TEXTAUSZUG:

········

Der Kreative. Eigentlich interessierte ihn die Kombination aus Technik und Gestaltung, als er nach der Matura in der Schweiz das Fotoingenieurstudium in Köln begann. Doch bald merkte Oliver Fuchs, dass ihm das Technische gar nicht so lag, dafür das Kreative umso mehr. Und als die Fernsehbranche boomte, ergriff er die Gelegenheit und stieg in die Medienbranche ein. Heute ist er Chef einer der erfolgreichsten TV-Produktionsfirmen Deutschlands und spricht im Interview über Blockhausbau, Kreativität und die „Psyche der Nation“. Das Interview führte Meike Nachtwey.
Zur Person Oliver Fuchs
Der Schweizer Oliver Fuchs hat nach der Matura und dem Studium des Fotoingenieurwesens in Köln seine Karriere 1991 in der TV-Branche begonnen. Er arbeitete seitdem als Redakteur, Produktionsleiter und Herstellungsleiter bei deutschen sowie internationalen Firmen wie CAT Entertainment, Fremantle Deutschland, Pearson Television oder die RTL-Tochter Stormy Entertainment.
Seit 2004 ist Oliver Fuchs Geschäftsführer von Eyeworks Germany, dem Aufsteiger des Jahres im Kress-Produzenten-Ranking 2010/2011. Er ist verantwortlich für die strategische, wirtschaftliche und kreative Entwicklung des Unternehmens.
Herr Fuchs, welchen Berufswunsch hatten Sie im Alter von etwa zehn Jahren?
Ich wollte Werbung machen. Mir haben die Fernsehspots immer gefallen, die Spaß verbreitet haben, und ich habe mich über gute Werbung gefreut.
Warum haben Sie sich für das Fotoingenieurstudium entschieden?
Nach dem Abitur wollte ich irgendetwas Kreatives und doch Reelles machen. Mir gefiel der Beruf des technisch- wissenschaftlichen Fotografen, da er das Künstlerische mit der Technik vereint. Leider war die zugesagte Ausbildung damals in der Schweiz nicht mehr möglich, und so bin ich nach Köln gekommen, um hier Fotoingenieurwesen zu studieren. Das kam dem Gewünschten am nächsten.

········

GEGEBENE DATEN:
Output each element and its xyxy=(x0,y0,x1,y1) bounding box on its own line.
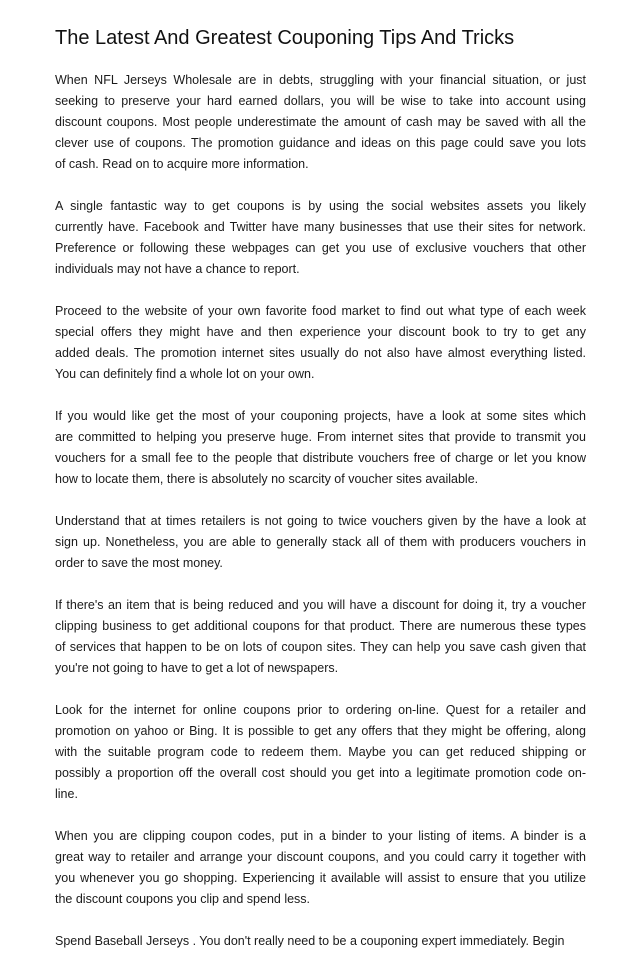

········

AUFGABENSTELLUNG: Schreiben Sie aus dem Interview mit Oliver Fuchs den Abschnitt von „Seit 2004 ist“ bis einschließlich „Gewünschten am nächsten.“ wortgetreu ab.

SCHRIFTLICHE ANTWORT:
Seit 2004 ist Oliver Fuchs Geschäftsführer von Eyeworks Germany, dem Aufsteiger des Jahres im Kress-Produzenten-Ranking 2010/2011. Er ist verantwortlich für die strategische, wirtschaftliche und kreative Entwicklung des Unternehmens.
Herr Fuchs, welchen Berufswunsch hatten Sie im Alter von etwa zehn Jahren?
Ich wollte Werbung machen. Mir haben die Fernsehspots immer gefallen, die Spaß verbreitet haben, und ich habe mich über gute Werbung gefreut.
Warum haben Sie sich für das Fotoingenieurstudium entschieden?
Nach dem Abitur wollte ich irgendetwas Kreatives und doch Reelles machen. Mir gefiel der Beruf des technisch- wissenschaftlichen Fotografen, da er das Künstlerische mit der Technik vereint. Leider war die zugesagte Ausbildung damals in der Schweiz nicht mehr möglich, und so bin ich nach Köln gekommen, um hier Fotoingenieurwesen zu studieren. Das kam dem Gewünschten am nächsten.